» **Required task**
Count every line that includes the string "icon" in the entries that follow. Nothing besides the number is needed.

» **Listed entries**
======

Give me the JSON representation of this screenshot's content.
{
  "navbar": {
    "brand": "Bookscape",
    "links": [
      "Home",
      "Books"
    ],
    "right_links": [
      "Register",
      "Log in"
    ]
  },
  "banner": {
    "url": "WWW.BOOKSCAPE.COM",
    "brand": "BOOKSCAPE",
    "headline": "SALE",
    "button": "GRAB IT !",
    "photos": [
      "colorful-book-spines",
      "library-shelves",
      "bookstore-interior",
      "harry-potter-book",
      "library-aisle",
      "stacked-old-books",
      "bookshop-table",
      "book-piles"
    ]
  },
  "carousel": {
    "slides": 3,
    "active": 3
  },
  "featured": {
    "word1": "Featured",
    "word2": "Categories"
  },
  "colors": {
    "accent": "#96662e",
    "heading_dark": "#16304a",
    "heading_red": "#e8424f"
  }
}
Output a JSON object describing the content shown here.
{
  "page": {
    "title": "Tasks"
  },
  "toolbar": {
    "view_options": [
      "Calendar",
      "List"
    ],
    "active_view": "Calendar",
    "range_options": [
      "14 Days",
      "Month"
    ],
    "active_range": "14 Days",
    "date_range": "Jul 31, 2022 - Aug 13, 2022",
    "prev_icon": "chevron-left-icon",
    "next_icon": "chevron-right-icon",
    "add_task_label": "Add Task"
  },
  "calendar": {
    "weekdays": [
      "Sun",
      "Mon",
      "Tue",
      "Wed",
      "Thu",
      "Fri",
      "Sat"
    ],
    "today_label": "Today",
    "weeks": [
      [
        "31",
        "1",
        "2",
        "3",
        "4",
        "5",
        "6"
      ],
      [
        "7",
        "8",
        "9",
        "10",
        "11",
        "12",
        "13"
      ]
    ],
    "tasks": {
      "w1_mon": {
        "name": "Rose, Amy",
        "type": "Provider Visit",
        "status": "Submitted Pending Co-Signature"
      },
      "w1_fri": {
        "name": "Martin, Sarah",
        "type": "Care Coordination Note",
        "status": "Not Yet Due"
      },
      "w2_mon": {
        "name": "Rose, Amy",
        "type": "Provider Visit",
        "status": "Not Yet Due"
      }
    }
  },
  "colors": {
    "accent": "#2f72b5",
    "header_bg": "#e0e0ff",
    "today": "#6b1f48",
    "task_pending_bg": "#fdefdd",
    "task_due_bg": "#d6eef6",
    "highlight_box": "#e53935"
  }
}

======

» **Written solution**
2